** begin **

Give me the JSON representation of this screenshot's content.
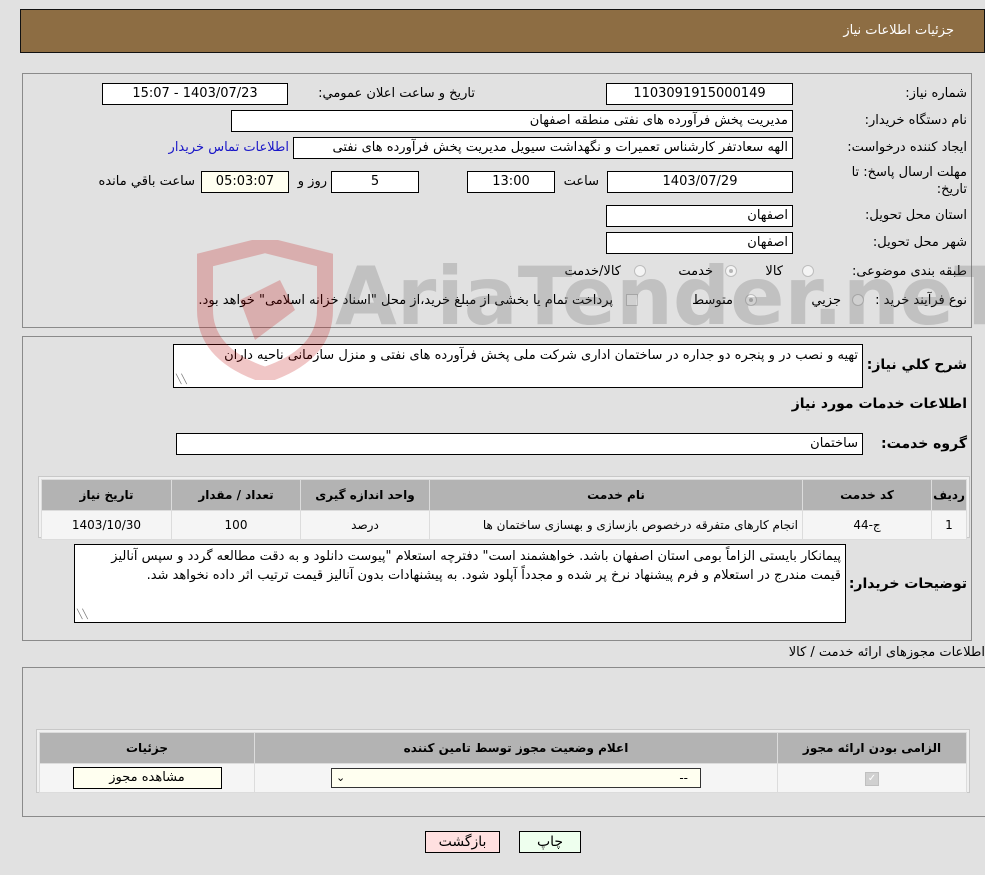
{
  "header": {
    "title": "جزئیات اطلاعات نیاز"
  },
  "need_info": {
    "need_number_label": "شماره نیاز:",
    "need_number": "1103091915000149",
    "announce_label": "تاریخ و ساعت اعلان عمومي:",
    "announce_value": "1403/07/23 - 15:07",
    "buyer_org_label": "نام دستگاه خریدار:",
    "buyer_org": "مدیریت پخش فرآورده های نفتی منطقه اصفهان",
    "creator_label": "ایجاد کننده درخواست:",
    "creator": "الهه سعادتفر کارشناس تعمیرات و نگهداشت سیویل مدیریت پخش فرآورده های نفتی",
    "contact_link": "اطلاعات تماس خریدار",
    "deadline_label_line1": "مهلت ارسال پاسخ: تا",
    "deadline_label_line2": "تاریخ:",
    "deadline_date": "1403/07/29",
    "time_label": "ساعت",
    "deadline_time": "13:00",
    "days_value": "5",
    "days_label": "روز و",
    "remaining_value": "05:03:07",
    "remaining_label": "ساعت باقي مانده",
    "province_label": "استان محل تحویل:",
    "province": "اصفهان",
    "city_label": "شهر محل تحویل:",
    "city": "اصفهان",
    "category_label": "طبقه بندی موضوعی:",
    "category_options": [
      "کالا",
      "خدمت",
      "کالا/خدمت"
    ],
    "category_selected": "خدمت",
    "process_label": "نوع فرآیند خرید :",
    "process_options": [
      "جزيي",
      "متوسط"
    ],
    "process_selected": "متوسط",
    "treasury_note": "پرداخت تمام یا بخشی از مبلغ خرید،از محل \"اسناد خزانه اسلامی\" خواهد بود."
  },
  "description": {
    "label": "شرح کلي نیاز:",
    "text": "تهیه و نصب در و پنجره دو جداره در ساختمان اداری شرکت ملی پخش فرآورده های نفتی و منزل سازمانی ناحیه داران",
    "services_heading": "اطلاعات خدمات مورد نیاز",
    "service_group_label": "گروه خدمت:",
    "service_group": "ساختمان"
  },
  "services_table": {
    "headers": [
      "ردیف",
      "کد خدمت",
      "نام خدمت",
      "واحد اندازه گیری",
      "تعداد / مقدار",
      "تاریخ نیاز"
    ],
    "rows": [
      [
        "1",
        "ج-44",
        "انجام کارهای متفرقه درخصوص بازسازی و بهسازی ساختمان ها",
        "درصد",
        "100",
        "1403/10/30"
      ]
    ]
  },
  "buyer_notes": {
    "label": "توضیحات خریدار:",
    "text": "پیمانکار بایستی الزاماً بومی استان اصفهان باشد. خواهشمند است\" دفترچه استعلام \"پیوست دانلود و به دقت مطالعه گردد و سپس آنالیز قیمت مندرج در استعلام و فرم پیشنهاد نرخ پر شده و مجدداً آپلود شود. به پیشنهادات بدون آنالیز قیمت ترتیب اثر داده نخواهد شد."
  },
  "permits": {
    "section_title": "اطلاعات مجوزهای ارائه خدمت / کالا",
    "headers": [
      "الزامی بودن ارائه مجوز",
      "اعلام وضعیت مجوز توسط تامین کننده",
      "جزئیات"
    ],
    "rows": [
      {
        "required_checked": true,
        "status_selected": "--",
        "details_button": "مشاهده مجوز"
      }
    ]
  },
  "footer": {
    "print_button": "چاپ",
    "back_button": "بازگشت"
  },
  "watermark": {
    "text": "AriaTender.neT"
  },
  "colors": {
    "header_bg": "#8d6d43",
    "link": "#1a17c8",
    "back_button_bg": "#ffe0e0",
    "print_button_bg": "#eeffee",
    "yellow_field": "#fffff0"
  }
}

** end **

# Given instruction
Quote each line of the listing exactly, but leave the pictures out.

# Answer
Give me the JSON representation of this screenshot's content.
{
  "header": {
    "title": "جزئیات اطلاعات نیاز"
  },
  "need_info": {
    "need_number_label": "شماره نیاز:",
    "need_number": "1103091915000149",
    "announce_label": "تاریخ و ساعت اعلان عمومي:",
    "announce_value": "1403/07/23 - 15:07",
    "buyer_org_label": "نام دستگاه خریدار:",
    "buyer_org": "مدیریت پخش فرآورده های نفتی منطقه اصفهان",
    "creator_label": "ایجاد کننده درخواست:",
    "creator": "الهه سعادتفر کارشناس تعمیرات و نگهداشت سیویل مدیریت پخش فرآورده های نفتی",
    "contact_link": "اطلاعات تماس خریدار",
    "deadline_label_line1": "مهلت ارسال پاسخ: تا",
    "deadline_label_line2": "تاریخ:",
    "deadline_date": "1403/07/29",
    "time_label": "ساعت",
    "deadline_time": "13:00",
    "days_value": "5",
    "days_label": "روز و",
    "remaining_value": "05:03:07",
    "remaining_label": "ساعت باقي مانده",
    "province_label": "استان محل تحویل:",
    "province": "اصفهان",
    "city_label": "شهر محل تحویل:",
    "city": "اصفهان",
    "category_label": "طبقه بندی موضوعی:",
    "category_options": [
      "کالا",
      "خدمت",
      "کالا/خدمت"
    ],
    "category_selected": "خدمت",
    "process_label": "نوع فرآیند خرید :",
    "process_options": [
      "جزيي",
      "متوسط"
    ],
    "process_selected": "متوسط",
    "treasury_note": "پرداخت تمام یا بخشی از مبلغ خرید،از محل \"اسناد خزانه اسلامی\" خواهد بود."
  },
  "description": {
    "label": "شرح کلي نیاز:",
    "text": "تهیه و نصب در و پنجره دو جداره در ساختمان اداری شرکت ملی پخش فرآورده های نفتی و منزل سازمانی ناحیه داران",
    "services_heading": "اطلاعات خدمات مورد نیاز",
    "service_group_label": "گروه خدمت:",
    "service_group": "ساختمان"
  },
  "services_table": {
    "headers": [
      "ردیف",
      "کد خدمت",
      "نام خدمت",
      "واحد اندازه گیری",
      "تعداد / مقدار",
      "تاریخ نیاز"
    ],
    "rows": [
      [
        "1",
        "ج-44",
        "انجام کارهای متفرقه درخصوص بازسازی و بهسازی ساختمان ها",
        "درصد",
        "100",
        "1403/10/30"
      ]
    ]
  },
  "buyer_notes": {
    "label": "توضیحات خریدار:",
    "text": "پیمانکار بایستی الزاماً بومی استان اصفهان باشد. خواهشمند است\" دفترچه استعلام \"پیوست دانلود و به دقت مطالعه گردد و سپس آنالیز قیمت مندرج در استعلام و فرم پیشنهاد نرخ پر شده و مجدداً آپلود شود. به پیشنهادات بدون آنالیز قیمت ترتیب اثر داده نخواهد شد."
  },
  "permits": {
    "section_title": "اطلاعات مجوزهای ارائه خدمت / کالا",
    "headers": [
      "الزامی بودن ارائه مجوز",
      "اعلام وضعیت مجوز توسط تامین کننده",
      "جزئیات"
    ],
    "rows": [
      {
        "required_checked": true,
        "status_selected": "--",
        "details_button": "مشاهده مجوز"
      }
    ]
  },
  "footer": {
    "print_button": "چاپ",
    "back_button": "بازگشت"
  },
  "watermark": {
    "text": "AriaTender.neT"
  },
  "colors": {
    "header_bg": "#8d6d43",
    "link": "#1a17c8",
    "back_button_bg": "#ffe0e0",
    "print_button_bg": "#eeffee",
    "yellow_field": "#fffff0"
  }
}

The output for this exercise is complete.